#### [What is asked]
Transcribe the listing that follows in full, omitting pictures.

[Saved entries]
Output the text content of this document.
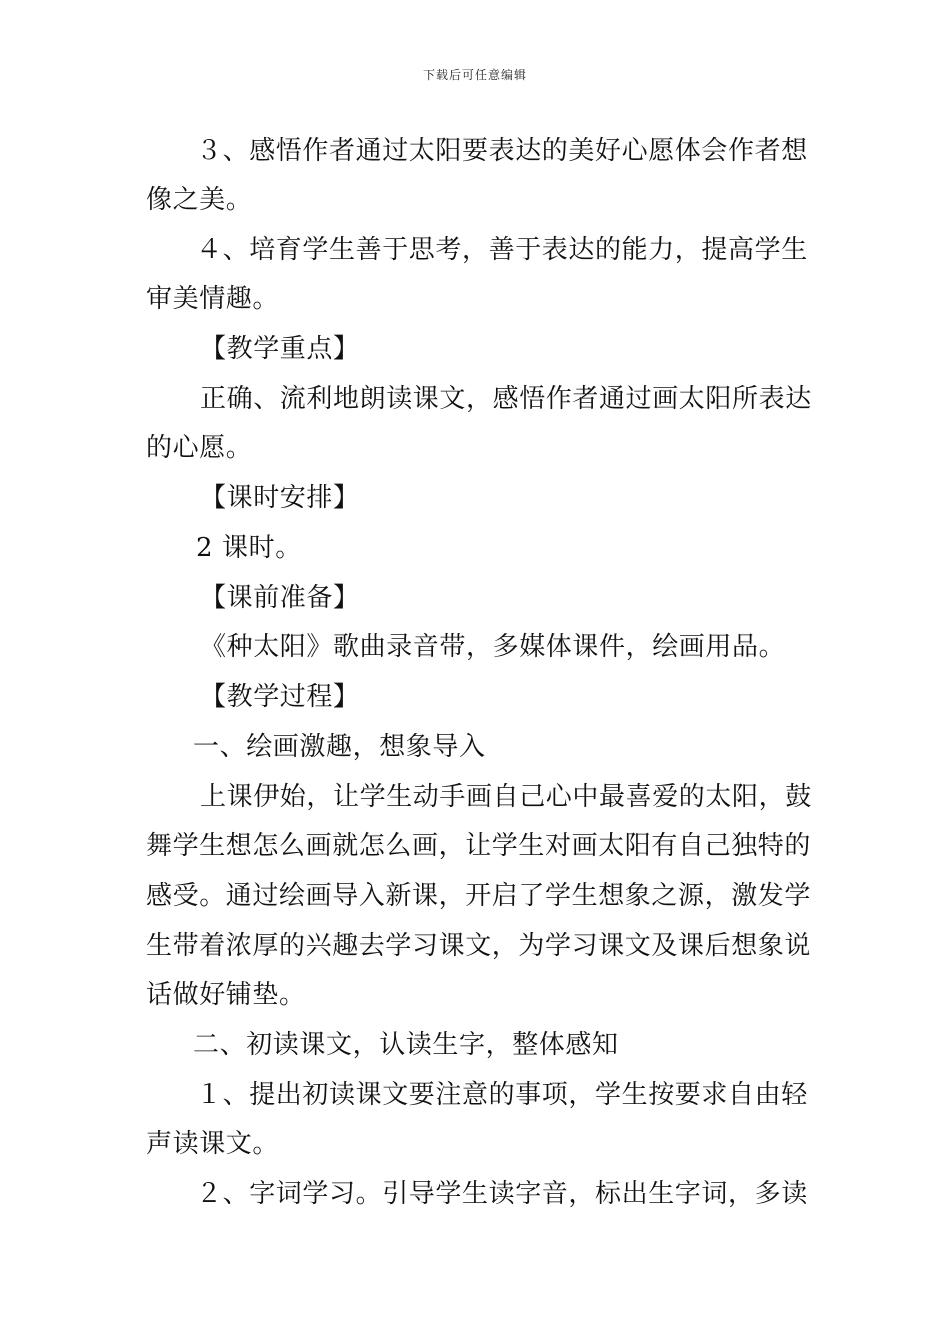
下载后可任意编辑
３、感悟作者通过太阳要表达的美好心愿体会作者想
像之美。
４、培育学生善于思考，善于表达的能力，提高学生
审美情趣。
【教学重点】
正确、流利地朗读课文，感悟作者通过画太阳所表达
的心愿。
【课时安排】
2 课时。
【课前准备】
《种太阳》歌曲录音带，多媒体课件，绘画用品。
【教学过程】
一、绘画激趣，想象导入
上课伊始，让学生动手画自己心中最喜爱的太阳，鼓
舞学生想怎么画就怎么画，让学生对画太阳有自己独特的
感受。通过绘画导入新课，开启了学生想象之源，激发学
生带着浓厚的兴趣去学习课文，为学习课文及课后想象说
话做好铺垫。
二、初读课文，认读生字，整体感知
１、提出初读课文要注意的事项，学生按要求自由轻
声读课文。
２、字词学习。引导学生读字音，标出生字词，多读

#### [Written response]
Output the text content of this document.
下载后可任意编辑
３、感悟作者通过太阳要表达的美好心愿体会作者想
像之美。
４、培育学生善于思考，善于表达的能力，提高学生
审美情趣。
【教学重点】
正确、流利地朗读课文，感悟作者通过画太阳所表达
的心愿。
【课时安排】
2 课时。
【课前准备】
《种太阳》歌曲录音带，多媒体课件，绘画用品。
【教学过程】
一、绘画激趣，想象导入
上课伊始，让学生动手画自己心中最喜爱的太阳，鼓
舞学生想怎么画就怎么画，让学生对画太阳有自己独特的
感受。通过绘画导入新课，开启了学生想象之源，激发学
生带着浓厚的兴趣去学习课文，为学习课文及课后想象说
话做好铺垫。
二、初读课文，认读生字，整体感知
１、提出初读课文要注意的事项，学生按要求自由轻
声读课文。
２、字词学习。引导学生读字音，标出生字词，多读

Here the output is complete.